[Start of Given information]

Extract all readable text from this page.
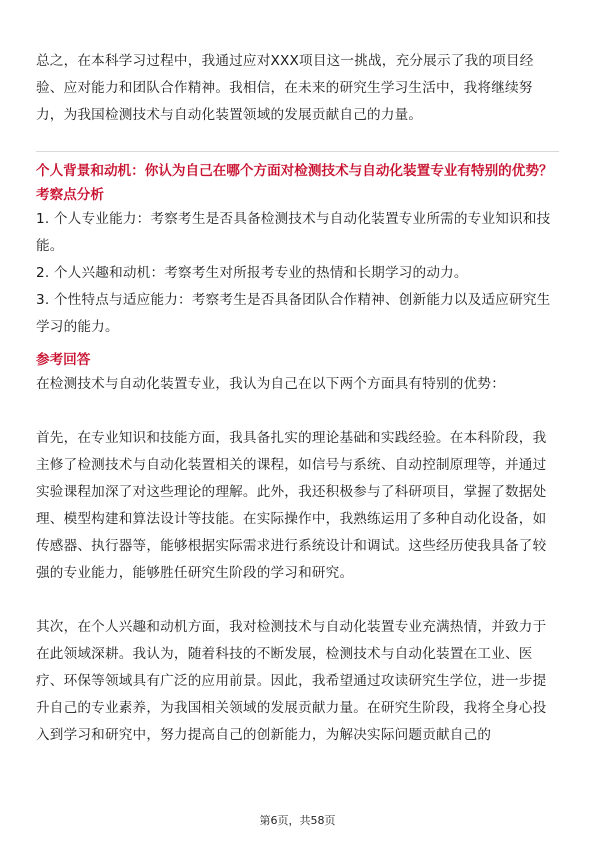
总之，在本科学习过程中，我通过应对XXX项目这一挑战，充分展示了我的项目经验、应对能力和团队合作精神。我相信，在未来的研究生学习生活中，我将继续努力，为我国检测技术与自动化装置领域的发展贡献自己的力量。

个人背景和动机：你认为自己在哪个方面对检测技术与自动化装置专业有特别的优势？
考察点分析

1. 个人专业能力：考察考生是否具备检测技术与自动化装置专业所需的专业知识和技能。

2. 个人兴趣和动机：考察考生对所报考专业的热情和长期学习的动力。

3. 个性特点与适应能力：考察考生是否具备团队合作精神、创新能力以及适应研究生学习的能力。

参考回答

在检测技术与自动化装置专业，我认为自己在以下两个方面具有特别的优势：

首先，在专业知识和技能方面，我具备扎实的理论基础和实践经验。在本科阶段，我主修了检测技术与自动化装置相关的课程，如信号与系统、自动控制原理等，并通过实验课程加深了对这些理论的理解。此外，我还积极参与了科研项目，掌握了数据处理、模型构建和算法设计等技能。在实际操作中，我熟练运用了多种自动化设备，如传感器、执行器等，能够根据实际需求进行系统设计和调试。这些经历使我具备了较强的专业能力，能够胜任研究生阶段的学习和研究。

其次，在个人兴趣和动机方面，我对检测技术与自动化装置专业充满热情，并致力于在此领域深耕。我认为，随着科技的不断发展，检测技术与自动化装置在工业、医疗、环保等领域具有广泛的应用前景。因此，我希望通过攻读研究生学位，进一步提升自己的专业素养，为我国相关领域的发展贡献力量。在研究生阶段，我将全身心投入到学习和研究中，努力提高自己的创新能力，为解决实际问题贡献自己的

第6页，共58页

[End of Given information]
[Start of Given information]

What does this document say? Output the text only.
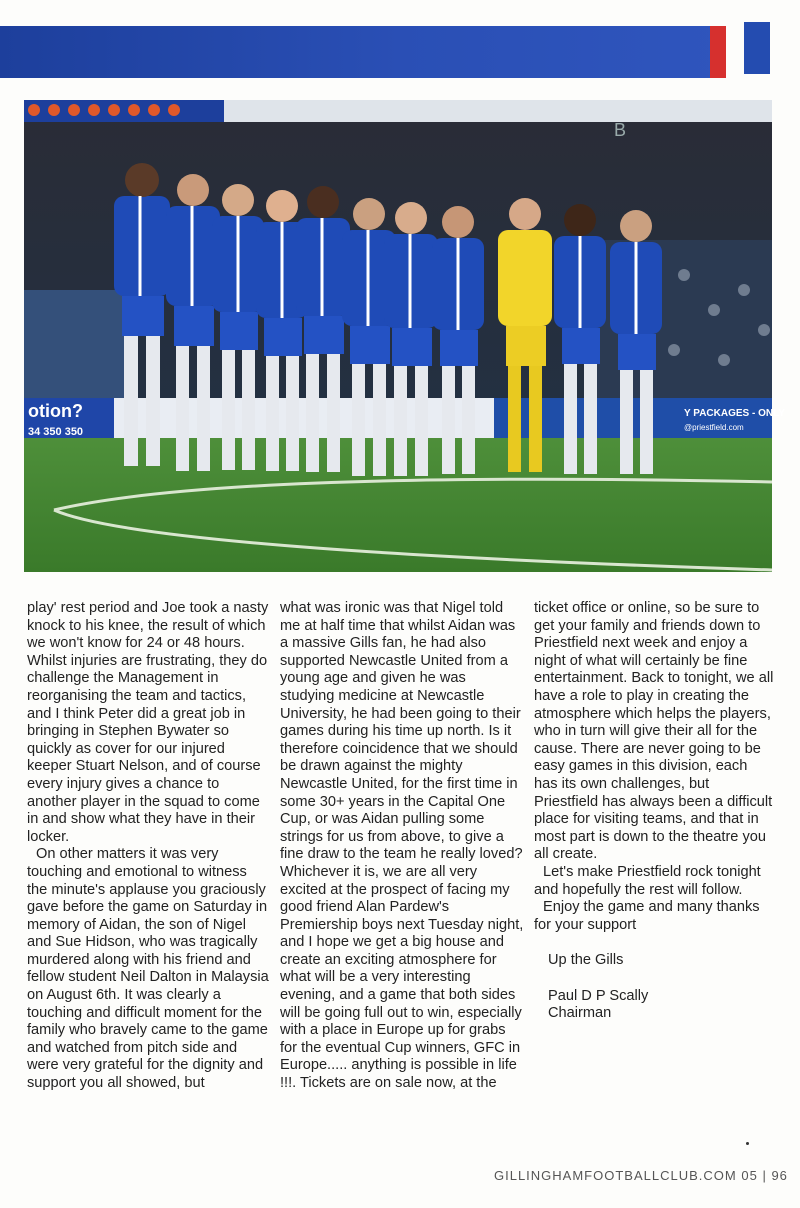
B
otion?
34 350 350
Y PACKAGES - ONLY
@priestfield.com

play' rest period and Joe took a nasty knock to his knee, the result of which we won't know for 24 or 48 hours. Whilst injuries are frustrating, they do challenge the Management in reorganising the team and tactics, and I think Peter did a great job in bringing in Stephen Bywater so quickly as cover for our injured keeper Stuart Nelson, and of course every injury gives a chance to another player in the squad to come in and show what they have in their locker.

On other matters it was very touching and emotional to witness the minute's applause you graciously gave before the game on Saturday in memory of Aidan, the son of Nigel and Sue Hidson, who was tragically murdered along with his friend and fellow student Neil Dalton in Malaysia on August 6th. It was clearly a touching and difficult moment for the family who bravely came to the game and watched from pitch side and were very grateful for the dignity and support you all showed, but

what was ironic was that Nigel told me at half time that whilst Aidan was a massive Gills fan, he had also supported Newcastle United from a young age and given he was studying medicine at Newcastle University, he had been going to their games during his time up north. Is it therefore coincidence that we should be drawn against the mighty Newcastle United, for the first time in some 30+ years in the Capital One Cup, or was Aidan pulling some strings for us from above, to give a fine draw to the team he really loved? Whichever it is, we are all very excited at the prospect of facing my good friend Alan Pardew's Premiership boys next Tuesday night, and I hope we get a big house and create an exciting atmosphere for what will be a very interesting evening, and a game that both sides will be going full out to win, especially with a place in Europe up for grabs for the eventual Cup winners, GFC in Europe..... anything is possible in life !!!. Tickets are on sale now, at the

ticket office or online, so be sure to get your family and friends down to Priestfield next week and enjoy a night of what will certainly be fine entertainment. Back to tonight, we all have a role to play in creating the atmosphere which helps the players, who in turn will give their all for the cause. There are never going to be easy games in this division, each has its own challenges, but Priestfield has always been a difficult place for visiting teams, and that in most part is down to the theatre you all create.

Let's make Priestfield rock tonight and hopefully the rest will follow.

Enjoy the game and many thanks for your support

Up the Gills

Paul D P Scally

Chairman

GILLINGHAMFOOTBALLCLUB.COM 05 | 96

[End of Given information]

Within the material above, find the lines that contain the word "text"; copy them.

Extract all readable text from this page.
What does this document say? Output the text only.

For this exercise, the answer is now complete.